*Your task:* Every entry needs to appear again exactly as written below.

*Exercise material:*

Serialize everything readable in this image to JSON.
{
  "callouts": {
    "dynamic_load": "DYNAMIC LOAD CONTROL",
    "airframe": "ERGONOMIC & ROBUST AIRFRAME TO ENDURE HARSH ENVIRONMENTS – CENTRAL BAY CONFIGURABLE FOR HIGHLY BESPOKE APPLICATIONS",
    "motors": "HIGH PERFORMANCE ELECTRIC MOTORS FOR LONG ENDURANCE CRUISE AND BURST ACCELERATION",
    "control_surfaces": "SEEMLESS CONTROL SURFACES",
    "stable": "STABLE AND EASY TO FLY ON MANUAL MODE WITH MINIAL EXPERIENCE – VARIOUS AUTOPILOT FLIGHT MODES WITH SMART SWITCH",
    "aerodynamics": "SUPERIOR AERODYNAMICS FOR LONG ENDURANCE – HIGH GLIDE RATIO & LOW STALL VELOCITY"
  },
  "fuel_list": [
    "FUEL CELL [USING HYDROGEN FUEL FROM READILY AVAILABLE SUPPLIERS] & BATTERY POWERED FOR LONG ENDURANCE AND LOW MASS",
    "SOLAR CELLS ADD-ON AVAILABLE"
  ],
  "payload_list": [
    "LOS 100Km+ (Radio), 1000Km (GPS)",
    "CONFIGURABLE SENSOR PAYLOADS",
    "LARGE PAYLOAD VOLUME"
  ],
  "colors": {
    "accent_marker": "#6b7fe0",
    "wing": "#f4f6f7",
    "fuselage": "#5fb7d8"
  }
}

*Response to this exercise:*
Serialize everything readable in this image to JSON.
{
  "callouts": {
    "dynamic_load": "DYNAMIC LOAD CONTROL",
    "airframe": "ERGONOMIC & ROBUST AIRFRAME TO ENDURE HARSH ENVIRONMENTS – CENTRAL BAY CONFIGURABLE FOR HIGHLY BESPOKE APPLICATIONS",
    "motors": "HIGH PERFORMANCE ELECTRIC MOTORS FOR LONG ENDURANCE CRUISE AND BURST ACCELERATION",
    "control_surfaces": "SEEMLESS CONTROL SURFACES",
    "stable": "STABLE AND EASY TO FLY ON MANUAL MODE WITH MINIAL EXPERIENCE – VARIOUS AUTOPILOT FLIGHT MODES WITH SMART SWITCH",
    "aerodynamics": "SUPERIOR AERODYNAMICS FOR LONG ENDURANCE – HIGH GLIDE RATIO & LOW STALL VELOCITY"
  },
  "fuel_list": [
    "FUEL CELL [USING HYDROGEN FUEL FROM READILY AVAILABLE SUPPLIERS] & BATTERY POWERED FOR LONG ENDURANCE AND LOW MASS",
    "SOLAR CELLS ADD-ON AVAILABLE"
  ],
  "payload_list": [
    "LOS 100Km+ (Radio), 1000Km (GPS)",
    "CONFIGURABLE SENSOR PAYLOADS",
    "LARGE PAYLOAD VOLUME"
  ],
  "colors": {
    "accent_marker": "#6b7fe0",
    "wing": "#f4f6f7",
    "fuselage": "#5fb7d8"
  }
}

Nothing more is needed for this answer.